EXCERPT:
┄┄┄┄┄┄┄┄┄┄
UPDATED 27 JUNE 2012


Short Paragraph about Myself:

I am a twenty-six year old mom to three little boys and one baby girl, due in August of 2012. I have been sewing historic costumes since I was thirteen years old, starting out with the 1860's period for Civil War reenacting and later expanding my interest and sewing experiments into other eras, including 14th century, 1780's, regency, "romantic", 1840's, early 1900's, 1920's, 1930's and 1940's. When I was fifteen I made my first regency style dress using Sense and Sensibility's original regency gown pattern. Since then, I have had more opportunities to research and recreate styles from this era. Last year I attended my first Jane Austen Festival in Louisville, KY and have fallen in love with the grace and elegance of the fashions 1795-1820.
┄┄┄┄┄┄┄┄┄┄
SUPPLIED INFORMATION:
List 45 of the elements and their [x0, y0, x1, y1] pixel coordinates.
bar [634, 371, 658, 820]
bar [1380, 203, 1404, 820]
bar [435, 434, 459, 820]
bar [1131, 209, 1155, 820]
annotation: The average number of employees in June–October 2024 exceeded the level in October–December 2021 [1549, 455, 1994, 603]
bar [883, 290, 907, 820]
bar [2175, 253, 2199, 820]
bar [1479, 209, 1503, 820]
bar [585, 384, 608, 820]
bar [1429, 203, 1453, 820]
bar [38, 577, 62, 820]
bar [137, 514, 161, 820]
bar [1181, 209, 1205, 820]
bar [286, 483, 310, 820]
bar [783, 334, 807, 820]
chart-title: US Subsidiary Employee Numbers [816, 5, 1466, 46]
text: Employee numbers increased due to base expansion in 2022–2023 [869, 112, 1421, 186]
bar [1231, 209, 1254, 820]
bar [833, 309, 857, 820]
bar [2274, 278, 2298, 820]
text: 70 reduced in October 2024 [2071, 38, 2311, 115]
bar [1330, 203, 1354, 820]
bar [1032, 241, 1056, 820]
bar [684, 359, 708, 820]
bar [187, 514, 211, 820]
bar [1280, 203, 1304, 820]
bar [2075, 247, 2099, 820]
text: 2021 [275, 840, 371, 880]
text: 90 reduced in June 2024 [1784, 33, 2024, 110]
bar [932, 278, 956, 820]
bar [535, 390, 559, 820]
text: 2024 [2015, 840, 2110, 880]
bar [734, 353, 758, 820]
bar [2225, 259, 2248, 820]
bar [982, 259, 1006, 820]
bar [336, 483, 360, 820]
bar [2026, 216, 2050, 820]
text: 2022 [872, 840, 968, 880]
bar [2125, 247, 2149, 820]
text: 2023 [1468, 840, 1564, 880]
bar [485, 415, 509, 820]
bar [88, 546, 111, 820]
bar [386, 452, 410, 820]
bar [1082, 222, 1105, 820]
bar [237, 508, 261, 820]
┄┄┄┄┄┄┄┄┄┄
For each statement, answer yes or no on whether it agrees with the paragraph about sewing historic costumes, and quote the deciding words from that paragraph. (a) The writer started sewing historic costumes at age fifteen. (b) The writer's first regency style dress used Sense and Sensibility's original regency gown pattern. (c) The Jane Austen Festival the writer attended was held in Louisville, KY. The records stand apart from the text about sewing historic costumes.

FULL OUTPUT:
(a) No: "I have been sewing historic costumes since I was thirteen years old"
(b) Yes: "I made my first regency style dress using Sense and Sensibility's original regency gown pattern"
(c) Yes: "I attended my first Jane Austen Festival in Louisville, KY"